Work required: Lines containing "xlabel" are to be counted. Give the number and nothing more.

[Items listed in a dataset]
━━━━━━━━━━

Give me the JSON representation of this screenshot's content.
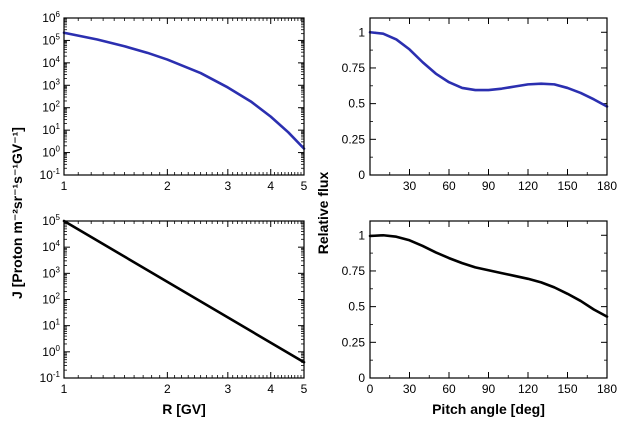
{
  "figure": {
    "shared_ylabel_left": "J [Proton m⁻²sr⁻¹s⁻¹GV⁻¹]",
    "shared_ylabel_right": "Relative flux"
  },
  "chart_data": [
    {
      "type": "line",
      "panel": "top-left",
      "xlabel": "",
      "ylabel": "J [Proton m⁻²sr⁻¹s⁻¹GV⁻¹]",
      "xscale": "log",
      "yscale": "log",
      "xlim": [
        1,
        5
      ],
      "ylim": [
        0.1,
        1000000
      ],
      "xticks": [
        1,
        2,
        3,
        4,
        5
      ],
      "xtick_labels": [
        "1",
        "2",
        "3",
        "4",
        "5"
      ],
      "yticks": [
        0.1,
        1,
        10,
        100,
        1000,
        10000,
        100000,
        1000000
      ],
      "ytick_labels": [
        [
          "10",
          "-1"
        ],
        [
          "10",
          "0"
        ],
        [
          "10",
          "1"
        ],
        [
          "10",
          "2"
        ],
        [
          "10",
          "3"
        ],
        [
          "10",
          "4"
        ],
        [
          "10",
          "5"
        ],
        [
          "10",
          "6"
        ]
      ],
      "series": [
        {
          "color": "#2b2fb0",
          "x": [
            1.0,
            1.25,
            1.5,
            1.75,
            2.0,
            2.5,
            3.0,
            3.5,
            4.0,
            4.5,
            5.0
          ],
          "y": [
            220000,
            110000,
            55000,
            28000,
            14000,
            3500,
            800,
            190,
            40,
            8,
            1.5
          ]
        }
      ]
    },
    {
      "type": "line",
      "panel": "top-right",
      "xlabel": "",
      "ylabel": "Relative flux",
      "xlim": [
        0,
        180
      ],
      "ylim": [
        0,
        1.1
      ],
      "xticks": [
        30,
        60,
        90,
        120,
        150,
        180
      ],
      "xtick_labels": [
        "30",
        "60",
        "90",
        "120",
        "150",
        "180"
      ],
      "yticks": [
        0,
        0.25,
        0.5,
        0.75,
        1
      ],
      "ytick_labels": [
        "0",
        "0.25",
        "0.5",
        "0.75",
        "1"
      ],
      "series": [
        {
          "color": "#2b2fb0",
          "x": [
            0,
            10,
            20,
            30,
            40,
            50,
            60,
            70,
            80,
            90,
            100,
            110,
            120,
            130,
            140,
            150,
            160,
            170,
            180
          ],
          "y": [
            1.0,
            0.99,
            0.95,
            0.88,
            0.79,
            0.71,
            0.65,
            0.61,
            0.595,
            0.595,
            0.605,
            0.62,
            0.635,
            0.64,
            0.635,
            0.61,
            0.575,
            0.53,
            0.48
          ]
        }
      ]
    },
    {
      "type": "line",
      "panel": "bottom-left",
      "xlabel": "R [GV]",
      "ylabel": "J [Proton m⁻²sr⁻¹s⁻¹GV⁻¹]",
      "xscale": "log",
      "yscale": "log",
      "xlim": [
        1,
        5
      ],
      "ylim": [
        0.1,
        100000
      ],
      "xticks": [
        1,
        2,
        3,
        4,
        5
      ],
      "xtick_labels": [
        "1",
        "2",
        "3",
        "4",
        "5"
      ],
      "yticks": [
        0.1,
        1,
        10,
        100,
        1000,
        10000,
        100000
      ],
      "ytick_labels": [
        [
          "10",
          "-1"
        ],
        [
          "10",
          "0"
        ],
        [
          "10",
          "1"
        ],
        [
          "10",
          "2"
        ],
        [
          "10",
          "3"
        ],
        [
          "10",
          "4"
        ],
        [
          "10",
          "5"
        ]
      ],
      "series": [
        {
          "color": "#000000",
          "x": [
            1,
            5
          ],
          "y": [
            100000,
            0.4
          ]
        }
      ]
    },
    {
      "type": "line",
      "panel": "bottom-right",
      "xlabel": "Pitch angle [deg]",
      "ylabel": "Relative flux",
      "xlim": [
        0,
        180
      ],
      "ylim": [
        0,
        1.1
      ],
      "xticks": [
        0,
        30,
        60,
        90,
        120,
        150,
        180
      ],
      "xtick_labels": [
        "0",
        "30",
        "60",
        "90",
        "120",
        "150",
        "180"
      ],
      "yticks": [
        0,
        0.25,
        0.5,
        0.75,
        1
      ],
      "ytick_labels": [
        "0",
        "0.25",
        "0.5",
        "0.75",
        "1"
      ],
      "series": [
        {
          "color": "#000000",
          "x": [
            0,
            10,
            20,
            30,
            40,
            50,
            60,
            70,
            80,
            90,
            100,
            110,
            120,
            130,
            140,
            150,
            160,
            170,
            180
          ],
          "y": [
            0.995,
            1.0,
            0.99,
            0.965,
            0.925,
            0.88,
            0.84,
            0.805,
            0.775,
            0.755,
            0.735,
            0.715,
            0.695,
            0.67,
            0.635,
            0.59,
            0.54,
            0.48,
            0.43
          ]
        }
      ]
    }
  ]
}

━━━━━━━━━━

Task result: 4